## START

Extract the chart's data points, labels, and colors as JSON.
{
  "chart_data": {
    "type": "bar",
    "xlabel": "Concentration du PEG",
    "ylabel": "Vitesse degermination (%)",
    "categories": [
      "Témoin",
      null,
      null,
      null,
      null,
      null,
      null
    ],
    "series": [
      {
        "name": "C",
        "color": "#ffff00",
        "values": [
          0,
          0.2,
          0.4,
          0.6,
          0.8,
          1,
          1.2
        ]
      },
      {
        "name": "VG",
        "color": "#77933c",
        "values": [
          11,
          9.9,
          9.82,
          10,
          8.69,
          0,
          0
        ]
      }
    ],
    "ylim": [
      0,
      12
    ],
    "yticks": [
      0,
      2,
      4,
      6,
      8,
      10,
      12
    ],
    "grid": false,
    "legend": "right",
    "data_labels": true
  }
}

## END

SHORT TASK
Transcribe all of the entries without altering anything.

EXPECTED ANSWER
Extract the chart's data points, labels, and colors as JSON.
{
  "chart_data": {
    "type": "bar",
    "xlabel": "Concentration du PEG",
    "ylabel": "Vitesse degermination (%)",
    "categories": [
      "Témoin",
      null,
      null,
      null,
      null,
      null,
      null
    ],
    "series": [
      {
        "name": "C",
        "color": "#ffff00",
        "values": [
          0,
          0.2,
          0.4,
          0.6,
          0.8,
          1,
          1.2
        ]
      },
      {
        "name": "VG",
        "color": "#77933c",
        "values": [
          11,
          9.9,
          9.82,
          10,
          8.69,
          0,
          0
        ]
      }
    ],
    "ylim": [
      0,
      12
    ],
    "yticks": [
      0,
      2,
      4,
      6,
      8,
      10,
      12
    ],
    "grid": false,
    "legend": "right",
    "data_labels": true
  }
}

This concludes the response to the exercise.